**Stored records:**
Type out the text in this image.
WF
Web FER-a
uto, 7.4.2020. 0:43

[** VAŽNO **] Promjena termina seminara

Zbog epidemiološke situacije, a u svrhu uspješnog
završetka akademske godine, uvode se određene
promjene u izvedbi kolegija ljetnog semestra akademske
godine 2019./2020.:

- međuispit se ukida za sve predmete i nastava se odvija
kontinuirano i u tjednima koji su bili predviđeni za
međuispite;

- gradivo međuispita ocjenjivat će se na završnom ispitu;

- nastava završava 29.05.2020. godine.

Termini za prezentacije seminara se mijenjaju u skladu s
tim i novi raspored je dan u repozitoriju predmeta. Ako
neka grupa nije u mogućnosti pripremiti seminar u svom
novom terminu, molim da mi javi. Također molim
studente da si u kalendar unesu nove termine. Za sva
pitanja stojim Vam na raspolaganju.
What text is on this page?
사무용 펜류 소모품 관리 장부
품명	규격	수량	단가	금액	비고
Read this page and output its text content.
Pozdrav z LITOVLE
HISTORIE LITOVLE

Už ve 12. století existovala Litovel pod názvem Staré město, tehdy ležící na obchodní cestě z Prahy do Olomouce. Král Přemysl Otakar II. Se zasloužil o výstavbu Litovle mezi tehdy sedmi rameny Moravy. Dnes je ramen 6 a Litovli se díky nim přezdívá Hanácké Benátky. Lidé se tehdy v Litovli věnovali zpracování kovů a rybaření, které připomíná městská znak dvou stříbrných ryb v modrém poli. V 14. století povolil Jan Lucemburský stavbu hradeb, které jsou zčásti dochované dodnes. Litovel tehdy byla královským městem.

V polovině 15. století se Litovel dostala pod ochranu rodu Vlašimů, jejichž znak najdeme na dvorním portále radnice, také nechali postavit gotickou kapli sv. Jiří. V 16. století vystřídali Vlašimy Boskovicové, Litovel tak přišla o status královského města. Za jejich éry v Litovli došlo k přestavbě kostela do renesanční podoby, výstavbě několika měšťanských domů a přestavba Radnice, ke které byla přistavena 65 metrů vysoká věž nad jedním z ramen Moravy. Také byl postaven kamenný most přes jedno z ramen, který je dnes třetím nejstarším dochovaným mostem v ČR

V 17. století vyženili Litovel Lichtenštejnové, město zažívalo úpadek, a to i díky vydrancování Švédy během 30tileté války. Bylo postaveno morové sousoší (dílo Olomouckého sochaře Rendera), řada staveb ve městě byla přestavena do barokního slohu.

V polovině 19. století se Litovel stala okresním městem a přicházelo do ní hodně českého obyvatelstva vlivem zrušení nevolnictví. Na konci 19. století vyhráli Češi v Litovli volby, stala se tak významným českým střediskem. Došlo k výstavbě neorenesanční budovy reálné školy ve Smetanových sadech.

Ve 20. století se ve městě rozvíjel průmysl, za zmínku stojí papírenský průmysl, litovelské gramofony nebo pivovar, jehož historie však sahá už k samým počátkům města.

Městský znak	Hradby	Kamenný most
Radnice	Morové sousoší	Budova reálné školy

**Exercise description:**
Which lines contain the word "seminara"? Return each of them.

**Correct output:**
[** VAŽNO **] Promjena termina seminara
Termini za prezentacije seminara se mijenjaju u skladu s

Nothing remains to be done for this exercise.